The star, known as EK Draconis, is younger than our Sun but similar in size. Researchers watched as it ejected a blast of energy and charged particles that were far more powerful than has ever been seen coming from our Sun.

But the new study suggests that such powerful blasts could be possible from our Sun.

Such coronal mass ejections or solar storms happen regularly from our Sun. It shoots out clouds of hot particles that then hurtle through space – and can cause damage to satellites and power grids if they hit us directly.

But the new study suggests they could be far worse. In the research, scientists watched EK Draconis throw out ejections more than 10 times bigger than have ever been recorded from a star like the Sun.

“This kind of big mass ejection could, theoretically, also occur on our sun,” said Yuta Notsu, a researcher on the paper. “This observation may help us to better understand how similar events may have affected Earth and even Mars over billions of years.”

Such coronal mass ejections come about when a star lets off a flare, which consists of a bright burst of radiation being suddenly thrown out into space. But on our Sun, flares are relatively calm; in other young sun-like stars in the galaxy, super flares that are hundreds of times more powerful can be seen, and could be possible on our Sun.

> REQUEST 1
Restate word for word the part of the EK Draconis passage between "The star, known" and "hit us directly.", inclusive.
> REQUEST 2
Decide whether each statement agrees with the EK Draconis passage. Answer yes or no for each and quote the words of the passage that settle it.
(a) EK Draconis is older than the Sun.
(b) The ejections seen from EK Draconis were more than 10 times bigger than any recorded from a star like the Sun.
(c) Flares on the Sun are described as relatively calm.
> REQUEST 3
List every star or planet that the EK Draconis passage refers to by name.

> DATA LISTING
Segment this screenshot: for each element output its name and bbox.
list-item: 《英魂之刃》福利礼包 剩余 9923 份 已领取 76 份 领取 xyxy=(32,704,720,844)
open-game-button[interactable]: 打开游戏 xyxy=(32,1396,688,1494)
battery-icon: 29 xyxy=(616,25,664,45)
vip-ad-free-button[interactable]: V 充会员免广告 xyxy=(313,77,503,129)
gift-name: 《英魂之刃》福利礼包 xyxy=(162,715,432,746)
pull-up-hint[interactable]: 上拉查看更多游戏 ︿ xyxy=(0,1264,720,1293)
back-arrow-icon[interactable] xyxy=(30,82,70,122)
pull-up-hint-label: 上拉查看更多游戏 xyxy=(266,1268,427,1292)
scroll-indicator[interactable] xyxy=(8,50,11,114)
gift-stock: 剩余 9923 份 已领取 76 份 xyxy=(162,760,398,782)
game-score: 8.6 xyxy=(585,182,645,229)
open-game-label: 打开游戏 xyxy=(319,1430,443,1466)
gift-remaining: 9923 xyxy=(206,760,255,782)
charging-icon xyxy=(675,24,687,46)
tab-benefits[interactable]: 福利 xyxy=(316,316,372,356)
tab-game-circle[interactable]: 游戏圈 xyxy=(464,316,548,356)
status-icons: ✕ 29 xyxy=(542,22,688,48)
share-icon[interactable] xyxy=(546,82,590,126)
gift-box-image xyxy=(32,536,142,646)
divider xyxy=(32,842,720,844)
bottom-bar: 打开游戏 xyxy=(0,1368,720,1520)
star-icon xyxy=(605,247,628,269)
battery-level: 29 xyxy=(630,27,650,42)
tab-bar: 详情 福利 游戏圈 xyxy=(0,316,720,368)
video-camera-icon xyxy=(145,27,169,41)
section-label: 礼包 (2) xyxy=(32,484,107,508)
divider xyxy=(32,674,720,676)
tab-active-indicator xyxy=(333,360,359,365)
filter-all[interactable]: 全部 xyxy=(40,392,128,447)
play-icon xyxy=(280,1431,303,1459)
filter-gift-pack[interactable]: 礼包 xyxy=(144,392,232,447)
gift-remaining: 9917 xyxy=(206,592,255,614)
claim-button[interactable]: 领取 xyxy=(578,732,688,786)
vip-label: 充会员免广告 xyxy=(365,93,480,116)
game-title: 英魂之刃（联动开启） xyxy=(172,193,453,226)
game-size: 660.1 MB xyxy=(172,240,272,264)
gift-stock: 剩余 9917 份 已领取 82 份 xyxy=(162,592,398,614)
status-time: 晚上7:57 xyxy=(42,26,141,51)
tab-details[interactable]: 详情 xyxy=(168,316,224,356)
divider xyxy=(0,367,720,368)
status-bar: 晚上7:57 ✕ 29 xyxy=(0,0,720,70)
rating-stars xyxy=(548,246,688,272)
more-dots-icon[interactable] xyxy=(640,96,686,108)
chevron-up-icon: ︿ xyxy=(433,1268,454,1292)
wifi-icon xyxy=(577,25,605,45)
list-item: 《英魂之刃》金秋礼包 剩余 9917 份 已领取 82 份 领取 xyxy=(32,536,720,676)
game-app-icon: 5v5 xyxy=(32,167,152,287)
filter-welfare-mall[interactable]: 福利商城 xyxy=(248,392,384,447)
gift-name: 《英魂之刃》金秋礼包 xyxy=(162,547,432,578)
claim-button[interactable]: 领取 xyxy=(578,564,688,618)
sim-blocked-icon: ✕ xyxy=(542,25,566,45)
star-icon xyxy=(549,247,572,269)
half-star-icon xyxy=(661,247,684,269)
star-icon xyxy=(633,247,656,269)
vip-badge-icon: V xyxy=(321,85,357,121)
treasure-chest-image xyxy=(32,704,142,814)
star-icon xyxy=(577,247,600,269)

==

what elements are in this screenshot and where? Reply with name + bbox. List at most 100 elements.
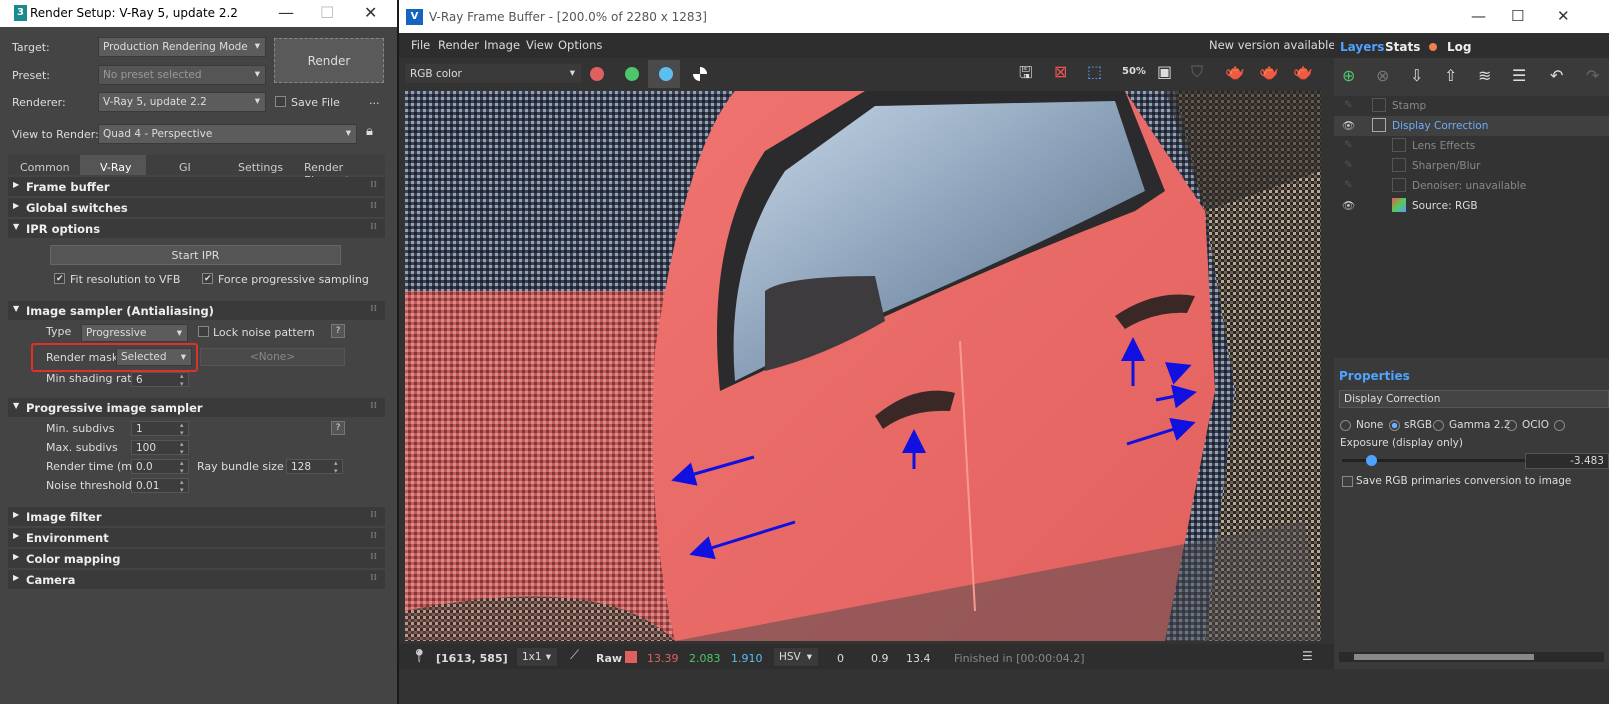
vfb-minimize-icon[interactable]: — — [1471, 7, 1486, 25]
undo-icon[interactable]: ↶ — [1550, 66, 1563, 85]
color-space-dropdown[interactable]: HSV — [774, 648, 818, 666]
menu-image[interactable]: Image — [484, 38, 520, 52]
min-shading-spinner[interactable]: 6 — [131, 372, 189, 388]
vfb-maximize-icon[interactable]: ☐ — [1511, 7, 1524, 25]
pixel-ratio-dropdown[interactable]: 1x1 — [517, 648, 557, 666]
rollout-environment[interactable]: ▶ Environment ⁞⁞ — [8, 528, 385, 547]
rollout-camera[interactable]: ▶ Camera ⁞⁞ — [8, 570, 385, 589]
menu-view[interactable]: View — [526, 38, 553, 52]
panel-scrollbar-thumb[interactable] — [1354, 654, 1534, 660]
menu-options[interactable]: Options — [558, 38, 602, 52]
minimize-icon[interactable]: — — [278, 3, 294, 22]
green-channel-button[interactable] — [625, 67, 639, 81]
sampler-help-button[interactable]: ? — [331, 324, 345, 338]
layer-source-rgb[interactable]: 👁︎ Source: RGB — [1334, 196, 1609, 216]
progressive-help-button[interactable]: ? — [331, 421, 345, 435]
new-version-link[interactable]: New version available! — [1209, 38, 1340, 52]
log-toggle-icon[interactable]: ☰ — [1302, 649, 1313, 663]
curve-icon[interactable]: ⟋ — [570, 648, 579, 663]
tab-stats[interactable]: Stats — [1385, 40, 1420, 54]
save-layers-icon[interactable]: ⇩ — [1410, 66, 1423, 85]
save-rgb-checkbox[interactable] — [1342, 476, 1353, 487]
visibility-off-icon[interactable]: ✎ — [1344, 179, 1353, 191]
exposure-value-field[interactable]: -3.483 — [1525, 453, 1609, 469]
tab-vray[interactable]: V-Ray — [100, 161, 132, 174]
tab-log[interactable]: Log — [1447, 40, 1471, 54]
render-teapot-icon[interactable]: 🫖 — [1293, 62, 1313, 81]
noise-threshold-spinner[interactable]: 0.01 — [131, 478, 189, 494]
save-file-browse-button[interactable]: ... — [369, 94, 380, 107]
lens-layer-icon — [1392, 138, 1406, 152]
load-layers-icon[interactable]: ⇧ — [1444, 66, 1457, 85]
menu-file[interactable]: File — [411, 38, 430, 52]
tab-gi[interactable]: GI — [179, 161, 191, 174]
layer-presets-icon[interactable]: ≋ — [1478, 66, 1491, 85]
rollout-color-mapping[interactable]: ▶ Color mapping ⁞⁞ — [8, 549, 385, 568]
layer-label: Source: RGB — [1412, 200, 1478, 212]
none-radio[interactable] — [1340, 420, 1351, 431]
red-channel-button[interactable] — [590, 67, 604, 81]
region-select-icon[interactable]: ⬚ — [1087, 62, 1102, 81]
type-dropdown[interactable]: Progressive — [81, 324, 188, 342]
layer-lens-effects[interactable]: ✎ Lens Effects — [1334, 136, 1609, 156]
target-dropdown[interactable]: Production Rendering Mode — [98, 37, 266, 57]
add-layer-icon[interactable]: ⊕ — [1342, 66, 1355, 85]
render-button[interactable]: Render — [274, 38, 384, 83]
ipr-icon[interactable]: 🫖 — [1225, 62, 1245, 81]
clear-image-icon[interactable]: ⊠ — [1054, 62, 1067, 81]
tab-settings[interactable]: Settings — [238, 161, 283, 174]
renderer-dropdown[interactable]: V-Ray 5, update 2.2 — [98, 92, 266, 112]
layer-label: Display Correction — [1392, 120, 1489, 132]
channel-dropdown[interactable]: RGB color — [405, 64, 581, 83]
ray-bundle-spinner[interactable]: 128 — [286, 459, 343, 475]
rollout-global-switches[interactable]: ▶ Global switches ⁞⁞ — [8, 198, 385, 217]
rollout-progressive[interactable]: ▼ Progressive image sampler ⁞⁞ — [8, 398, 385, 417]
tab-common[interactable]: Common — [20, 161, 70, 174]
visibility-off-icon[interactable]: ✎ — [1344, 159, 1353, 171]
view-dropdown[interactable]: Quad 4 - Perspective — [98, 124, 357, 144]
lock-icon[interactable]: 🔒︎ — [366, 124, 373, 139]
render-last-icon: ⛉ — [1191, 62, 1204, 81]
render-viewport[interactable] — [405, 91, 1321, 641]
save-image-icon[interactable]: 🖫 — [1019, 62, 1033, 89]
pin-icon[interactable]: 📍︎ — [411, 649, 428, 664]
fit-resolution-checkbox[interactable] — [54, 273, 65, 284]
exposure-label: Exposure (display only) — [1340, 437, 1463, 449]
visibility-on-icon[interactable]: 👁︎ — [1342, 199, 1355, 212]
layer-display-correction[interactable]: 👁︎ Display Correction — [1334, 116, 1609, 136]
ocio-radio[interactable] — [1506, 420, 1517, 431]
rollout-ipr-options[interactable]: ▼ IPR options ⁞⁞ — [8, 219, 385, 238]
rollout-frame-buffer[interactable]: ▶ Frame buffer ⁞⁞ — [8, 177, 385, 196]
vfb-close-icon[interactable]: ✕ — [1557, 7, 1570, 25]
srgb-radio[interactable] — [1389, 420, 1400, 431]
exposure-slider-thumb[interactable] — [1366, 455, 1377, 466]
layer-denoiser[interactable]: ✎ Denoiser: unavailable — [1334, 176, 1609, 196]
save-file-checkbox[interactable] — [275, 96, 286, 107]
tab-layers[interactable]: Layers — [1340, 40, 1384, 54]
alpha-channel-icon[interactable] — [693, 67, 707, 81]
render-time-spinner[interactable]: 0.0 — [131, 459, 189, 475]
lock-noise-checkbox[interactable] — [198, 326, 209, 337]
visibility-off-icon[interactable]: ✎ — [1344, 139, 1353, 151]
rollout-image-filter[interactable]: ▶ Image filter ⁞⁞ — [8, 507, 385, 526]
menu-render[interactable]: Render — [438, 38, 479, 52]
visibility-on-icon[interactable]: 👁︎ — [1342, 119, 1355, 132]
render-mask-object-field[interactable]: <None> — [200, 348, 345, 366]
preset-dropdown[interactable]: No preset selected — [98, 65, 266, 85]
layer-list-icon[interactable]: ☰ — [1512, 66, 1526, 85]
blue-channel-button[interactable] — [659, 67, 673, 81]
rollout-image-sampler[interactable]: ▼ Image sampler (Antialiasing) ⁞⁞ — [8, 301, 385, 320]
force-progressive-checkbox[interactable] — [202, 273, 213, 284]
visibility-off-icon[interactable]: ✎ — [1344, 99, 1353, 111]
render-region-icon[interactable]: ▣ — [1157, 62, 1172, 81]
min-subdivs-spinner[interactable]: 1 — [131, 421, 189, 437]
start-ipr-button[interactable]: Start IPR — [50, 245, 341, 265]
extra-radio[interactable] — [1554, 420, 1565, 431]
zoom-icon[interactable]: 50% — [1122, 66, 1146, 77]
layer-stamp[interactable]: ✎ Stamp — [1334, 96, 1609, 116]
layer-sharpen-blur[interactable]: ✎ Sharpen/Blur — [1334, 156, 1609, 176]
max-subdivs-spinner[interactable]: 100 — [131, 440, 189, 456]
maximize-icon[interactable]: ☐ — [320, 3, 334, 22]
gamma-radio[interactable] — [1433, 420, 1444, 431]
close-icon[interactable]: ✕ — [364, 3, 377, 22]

---

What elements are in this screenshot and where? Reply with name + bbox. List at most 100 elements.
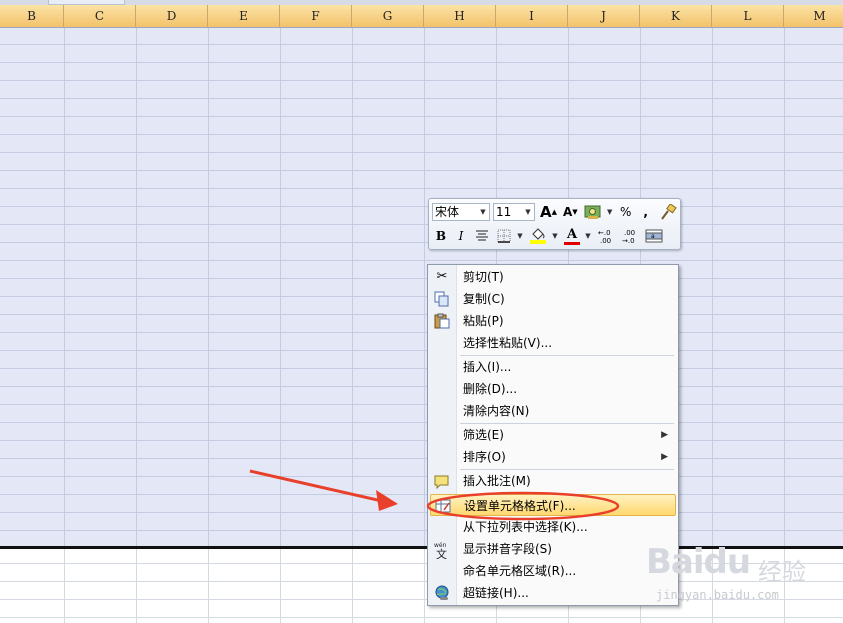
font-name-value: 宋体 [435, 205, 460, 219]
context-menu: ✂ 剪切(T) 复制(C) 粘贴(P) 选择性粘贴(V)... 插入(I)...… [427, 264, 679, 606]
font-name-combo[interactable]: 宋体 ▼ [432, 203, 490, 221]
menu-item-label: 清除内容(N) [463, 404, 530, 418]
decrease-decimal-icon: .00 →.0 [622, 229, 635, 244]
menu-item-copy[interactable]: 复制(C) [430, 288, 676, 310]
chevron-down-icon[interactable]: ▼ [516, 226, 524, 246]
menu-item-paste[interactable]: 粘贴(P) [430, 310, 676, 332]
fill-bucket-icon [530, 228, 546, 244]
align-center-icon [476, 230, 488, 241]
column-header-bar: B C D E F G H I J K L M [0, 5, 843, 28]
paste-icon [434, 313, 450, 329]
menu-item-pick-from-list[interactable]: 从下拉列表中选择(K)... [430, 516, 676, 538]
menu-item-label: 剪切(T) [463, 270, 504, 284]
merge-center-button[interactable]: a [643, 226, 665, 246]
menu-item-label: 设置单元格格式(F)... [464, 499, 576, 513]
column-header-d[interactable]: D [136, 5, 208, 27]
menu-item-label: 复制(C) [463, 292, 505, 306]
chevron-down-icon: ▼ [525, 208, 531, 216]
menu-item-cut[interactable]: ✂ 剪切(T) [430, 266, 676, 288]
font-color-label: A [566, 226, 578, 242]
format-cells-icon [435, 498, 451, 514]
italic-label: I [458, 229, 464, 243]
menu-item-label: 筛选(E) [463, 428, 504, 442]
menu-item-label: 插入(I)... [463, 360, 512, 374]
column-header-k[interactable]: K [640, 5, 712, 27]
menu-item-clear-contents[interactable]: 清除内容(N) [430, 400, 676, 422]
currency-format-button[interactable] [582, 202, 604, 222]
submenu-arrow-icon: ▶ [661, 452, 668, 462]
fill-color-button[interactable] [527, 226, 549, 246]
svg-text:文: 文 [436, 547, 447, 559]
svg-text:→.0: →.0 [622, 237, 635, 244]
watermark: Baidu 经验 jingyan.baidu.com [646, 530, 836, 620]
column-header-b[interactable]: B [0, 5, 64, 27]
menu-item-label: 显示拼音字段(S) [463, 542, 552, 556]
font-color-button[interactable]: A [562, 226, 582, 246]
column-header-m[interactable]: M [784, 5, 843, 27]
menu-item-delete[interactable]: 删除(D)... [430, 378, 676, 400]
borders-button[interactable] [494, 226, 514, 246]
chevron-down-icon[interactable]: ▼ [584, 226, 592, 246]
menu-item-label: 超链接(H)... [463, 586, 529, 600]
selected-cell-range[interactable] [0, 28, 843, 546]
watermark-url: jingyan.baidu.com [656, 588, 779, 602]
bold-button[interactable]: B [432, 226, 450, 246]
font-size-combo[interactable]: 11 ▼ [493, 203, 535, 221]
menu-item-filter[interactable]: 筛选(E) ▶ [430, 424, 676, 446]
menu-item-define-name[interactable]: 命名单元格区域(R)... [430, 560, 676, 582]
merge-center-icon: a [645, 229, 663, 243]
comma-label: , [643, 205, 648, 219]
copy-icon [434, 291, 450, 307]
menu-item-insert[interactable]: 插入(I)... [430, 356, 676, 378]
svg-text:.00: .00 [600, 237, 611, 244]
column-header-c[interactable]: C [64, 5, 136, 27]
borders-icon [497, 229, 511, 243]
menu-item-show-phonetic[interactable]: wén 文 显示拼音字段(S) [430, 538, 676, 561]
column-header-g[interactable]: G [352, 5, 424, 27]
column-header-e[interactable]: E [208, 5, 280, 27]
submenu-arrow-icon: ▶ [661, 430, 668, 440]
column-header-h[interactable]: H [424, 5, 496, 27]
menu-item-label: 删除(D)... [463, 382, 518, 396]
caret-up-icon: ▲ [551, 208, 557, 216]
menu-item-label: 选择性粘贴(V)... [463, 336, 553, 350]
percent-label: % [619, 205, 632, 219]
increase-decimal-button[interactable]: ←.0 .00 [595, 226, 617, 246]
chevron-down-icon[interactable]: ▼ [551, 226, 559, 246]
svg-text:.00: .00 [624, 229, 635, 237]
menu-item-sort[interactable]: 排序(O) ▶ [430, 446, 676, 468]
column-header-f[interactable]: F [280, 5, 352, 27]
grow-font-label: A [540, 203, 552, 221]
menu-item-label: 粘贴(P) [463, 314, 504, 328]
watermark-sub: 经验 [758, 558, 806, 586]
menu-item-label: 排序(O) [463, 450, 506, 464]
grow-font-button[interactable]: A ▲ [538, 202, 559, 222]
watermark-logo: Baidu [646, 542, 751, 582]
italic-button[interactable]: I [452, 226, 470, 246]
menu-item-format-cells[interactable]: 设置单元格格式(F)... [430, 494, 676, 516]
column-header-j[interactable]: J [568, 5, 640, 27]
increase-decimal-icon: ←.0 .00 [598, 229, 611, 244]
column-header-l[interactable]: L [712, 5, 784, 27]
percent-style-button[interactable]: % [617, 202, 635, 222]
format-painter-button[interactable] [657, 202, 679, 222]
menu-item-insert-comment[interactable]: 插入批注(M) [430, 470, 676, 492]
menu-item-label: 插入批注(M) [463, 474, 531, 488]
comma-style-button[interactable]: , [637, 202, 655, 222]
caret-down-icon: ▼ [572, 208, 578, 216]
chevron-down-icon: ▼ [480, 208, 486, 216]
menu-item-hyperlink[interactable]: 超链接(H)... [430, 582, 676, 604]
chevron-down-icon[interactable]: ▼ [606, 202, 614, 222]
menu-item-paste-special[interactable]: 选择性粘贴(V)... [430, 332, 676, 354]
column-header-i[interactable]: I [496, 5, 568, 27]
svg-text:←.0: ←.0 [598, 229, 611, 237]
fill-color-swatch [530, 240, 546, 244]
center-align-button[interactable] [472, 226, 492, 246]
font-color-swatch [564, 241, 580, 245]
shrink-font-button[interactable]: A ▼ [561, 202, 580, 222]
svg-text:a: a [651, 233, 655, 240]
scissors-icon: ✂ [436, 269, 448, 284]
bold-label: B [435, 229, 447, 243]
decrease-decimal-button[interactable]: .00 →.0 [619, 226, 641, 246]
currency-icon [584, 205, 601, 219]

> EXERCISE RESPONSE 1
The star, known as EK Draconis, is younger than our Sun but similar in size. Researchers watched as it ejected a blast of energy and charged particles that were far more powerful than has ever been seen coming from our Sun.

But the new study suggests that such powerful blasts could be possible from our Sun.

Such coronal mass ejections or solar storms happen regularly from our Sun. It shoots out clouds of hot particles that then hurtle through space – and can cause damage to satellites and power grids if they hit us directly.

> EXERCISE RESPONSE 2
(a) No: "is younger than our Sun but similar in size"
(b) Yes: "more than 10 times bigger than have ever been recorded from a star like the Sun"
(c) Yes: "on our Sun, flares are relatively calm"

> EXERCISE RESPONSE 3
EK Draconis, the Sun, Earth, Mars